Stored records

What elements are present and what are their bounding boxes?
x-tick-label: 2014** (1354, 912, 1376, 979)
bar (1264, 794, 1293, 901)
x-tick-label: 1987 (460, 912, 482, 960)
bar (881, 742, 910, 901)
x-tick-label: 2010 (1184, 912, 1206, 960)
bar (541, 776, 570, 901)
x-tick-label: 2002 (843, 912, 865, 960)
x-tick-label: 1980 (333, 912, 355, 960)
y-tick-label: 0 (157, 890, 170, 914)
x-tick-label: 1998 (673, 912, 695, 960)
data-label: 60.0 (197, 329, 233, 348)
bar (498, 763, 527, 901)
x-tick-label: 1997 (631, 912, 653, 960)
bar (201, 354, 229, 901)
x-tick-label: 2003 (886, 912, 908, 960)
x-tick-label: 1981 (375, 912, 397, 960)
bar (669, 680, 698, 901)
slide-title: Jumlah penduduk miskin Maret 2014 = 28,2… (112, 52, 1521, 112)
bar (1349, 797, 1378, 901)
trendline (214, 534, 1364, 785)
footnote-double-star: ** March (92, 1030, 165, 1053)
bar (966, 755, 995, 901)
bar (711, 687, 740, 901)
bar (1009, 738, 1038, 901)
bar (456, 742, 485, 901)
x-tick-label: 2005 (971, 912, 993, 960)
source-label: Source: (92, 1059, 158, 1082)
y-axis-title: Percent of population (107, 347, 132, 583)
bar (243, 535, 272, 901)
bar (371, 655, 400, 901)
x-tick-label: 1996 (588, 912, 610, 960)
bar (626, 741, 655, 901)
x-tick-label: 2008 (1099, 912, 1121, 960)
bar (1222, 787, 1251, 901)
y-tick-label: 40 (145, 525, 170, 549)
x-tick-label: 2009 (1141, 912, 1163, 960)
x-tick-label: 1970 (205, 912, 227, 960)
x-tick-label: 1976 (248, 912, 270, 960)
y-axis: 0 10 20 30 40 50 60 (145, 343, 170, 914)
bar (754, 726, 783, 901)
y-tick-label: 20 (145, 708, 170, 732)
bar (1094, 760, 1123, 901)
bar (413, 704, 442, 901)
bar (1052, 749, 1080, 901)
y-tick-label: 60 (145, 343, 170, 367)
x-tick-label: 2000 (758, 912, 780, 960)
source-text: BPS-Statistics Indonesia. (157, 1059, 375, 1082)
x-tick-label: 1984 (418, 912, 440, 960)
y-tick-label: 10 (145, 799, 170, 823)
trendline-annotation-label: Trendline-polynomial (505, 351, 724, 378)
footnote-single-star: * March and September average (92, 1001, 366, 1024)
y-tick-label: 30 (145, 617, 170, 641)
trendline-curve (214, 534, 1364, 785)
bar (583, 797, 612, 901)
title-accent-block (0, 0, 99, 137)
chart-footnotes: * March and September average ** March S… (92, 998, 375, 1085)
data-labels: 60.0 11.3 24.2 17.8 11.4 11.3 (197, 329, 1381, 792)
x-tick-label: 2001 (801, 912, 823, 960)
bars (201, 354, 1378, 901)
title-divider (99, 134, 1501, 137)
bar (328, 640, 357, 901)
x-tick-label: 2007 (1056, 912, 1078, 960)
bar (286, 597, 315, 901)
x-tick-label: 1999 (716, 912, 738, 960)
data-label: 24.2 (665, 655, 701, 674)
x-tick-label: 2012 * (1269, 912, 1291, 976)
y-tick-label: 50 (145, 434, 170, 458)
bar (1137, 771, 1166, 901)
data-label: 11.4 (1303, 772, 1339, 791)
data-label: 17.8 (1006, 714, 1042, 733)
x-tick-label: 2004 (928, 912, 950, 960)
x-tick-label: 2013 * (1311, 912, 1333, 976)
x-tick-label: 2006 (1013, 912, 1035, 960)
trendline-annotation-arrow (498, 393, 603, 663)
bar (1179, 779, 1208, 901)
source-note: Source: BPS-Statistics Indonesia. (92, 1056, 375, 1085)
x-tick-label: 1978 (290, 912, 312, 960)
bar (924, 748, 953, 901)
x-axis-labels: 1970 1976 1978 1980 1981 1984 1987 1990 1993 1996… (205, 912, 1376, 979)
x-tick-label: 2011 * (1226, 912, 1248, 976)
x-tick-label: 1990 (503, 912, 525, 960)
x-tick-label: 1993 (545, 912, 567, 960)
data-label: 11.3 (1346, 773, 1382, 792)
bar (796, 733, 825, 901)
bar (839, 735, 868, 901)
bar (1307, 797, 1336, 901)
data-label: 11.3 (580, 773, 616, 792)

GIVEN EXERCISE
Rewrite all of the records above, replacing each occurrence of "x-tick-label" with "x-axis-tick-label" and keeping everything else unchanged.

TASK RESPONSE
What elements are present and what are their bounding boxes?
x-axis-tick-label: 2014** (1354, 912, 1376, 979)
bar (1264, 794, 1293, 901)
x-axis-tick-label: 1987 (460, 912, 482, 960)
bar (881, 742, 910, 901)
x-axis-tick-label: 2010 (1184, 912, 1206, 960)
bar (541, 776, 570, 901)
x-axis-tick-label: 2002 (843, 912, 865, 960)
x-axis-tick-label: 1980 (333, 912, 355, 960)
y-tick-label: 0 (157, 890, 170, 914)
x-axis-tick-label: 1998 (673, 912, 695, 960)
data-label: 60.0 (197, 329, 233, 348)
bar (498, 763, 527, 901)
x-axis-tick-label: 1997 (631, 912, 653, 960)
bar (201, 354, 229, 901)
x-axis-tick-label: 2003 (886, 912, 908, 960)
x-axis-tick-label: 1981 (375, 912, 397, 960)
bar (669, 680, 698, 901)
slide-title: Jumlah penduduk miskin Maret 2014 = 28,2… (112, 52, 1521, 112)
bar (1349, 797, 1378, 901)
trendline (214, 534, 1364, 785)
footnote-double-star: ** March (92, 1030, 165, 1053)
bar (966, 755, 995, 901)
bar (711, 687, 740, 901)
bar (1009, 738, 1038, 901)
bar (456, 742, 485, 901)
x-axis-tick-label: 2005 (971, 912, 993, 960)
source-label: Source: (92, 1059, 158, 1082)
y-axis-title: Percent of population (107, 347, 132, 583)
bar (243, 535, 272, 901)
bar (371, 655, 400, 901)
x-axis-tick-label: 1996 (588, 912, 610, 960)
bar (626, 741, 655, 901)
x-axis-tick-label: 2008 (1099, 912, 1121, 960)
bar (1222, 787, 1251, 901)
y-tick-label: 40 (145, 525, 170, 549)
x-axis-tick-label: 2009 (1141, 912, 1163, 960)
x-axis-tick-label: 1970 (205, 912, 227, 960)
x-axis-tick-label: 1976 (248, 912, 270, 960)
y-axis: 0 10 20 30 40 50 60 (145, 343, 170, 914)
bar (754, 726, 783, 901)
y-tick-label: 20 (145, 708, 170, 732)
bar (1094, 760, 1123, 901)
bar (413, 704, 442, 901)
bar (1052, 749, 1080, 901)
y-tick-label: 60 (145, 343, 170, 367)
x-axis-tick-label: 2000 (758, 912, 780, 960)
source-text: BPS-Statistics Indonesia. (157, 1059, 375, 1082)
x-axis-tick-label: 1984 (418, 912, 440, 960)
y-tick-label: 10 (145, 799, 170, 823)
trendline-annotation-label: Trendline-polynomial (505, 351, 724, 378)
footnote-single-star: * March and September average (92, 1001, 366, 1024)
y-tick-label: 30 (145, 617, 170, 641)
trendline-curve (214, 534, 1364, 785)
bar (583, 797, 612, 901)
title-accent-block (0, 0, 99, 137)
chart-footnotes: * March and September average ** March S… (92, 998, 375, 1085)
data-labels: 60.0 11.3 24.2 17.8 11.4 11.3 (197, 329, 1381, 792)
x-axis-tick-label: 2001 (801, 912, 823, 960)
bars (201, 354, 1378, 901)
title-divider (99, 134, 1501, 137)
bar (328, 640, 357, 901)
x-axis-tick-label: 2007 (1056, 912, 1078, 960)
bar (286, 597, 315, 901)
x-axis-tick-label: 1999 (716, 912, 738, 960)
data-label: 24.2 (665, 655, 701, 674)
x-axis-tick-label: 2012 * (1269, 912, 1291, 976)
y-tick-label: 50 (145, 434, 170, 458)
bar (1137, 771, 1166, 901)
data-label: 11.4 (1303, 772, 1339, 791)
data-label: 17.8 (1006, 714, 1042, 733)
x-axis-tick-label: 2004 (928, 912, 950, 960)
x-axis-tick-label: 2013 * (1311, 912, 1333, 976)
x-axis-tick-label: 2006 (1013, 912, 1035, 960)
trendline-annotation-arrow (498, 393, 603, 663)
bar (1179, 779, 1208, 901)
source-note: Source: BPS-Statistics Indonesia. (92, 1056, 375, 1085)
x-axis-tick-label: 1978 (290, 912, 312, 960)
bar (924, 748, 953, 901)
x-axis-labels: 1970 1976 1978 1980 1981 1984 1987 1990 1993 1996… (205, 912, 1376, 979)
x-axis-tick-label: 2011 * (1226, 912, 1248, 976)
x-axis-tick-label: 1990 (503, 912, 525, 960)
x-axis-tick-label: 1993 (545, 912, 567, 960)
data-label: 11.3 (1346, 773, 1382, 792)
bar (796, 733, 825, 901)
bar (839, 735, 868, 901)
bar (1307, 797, 1336, 901)
data-label: 11.3 (580, 773, 616, 792)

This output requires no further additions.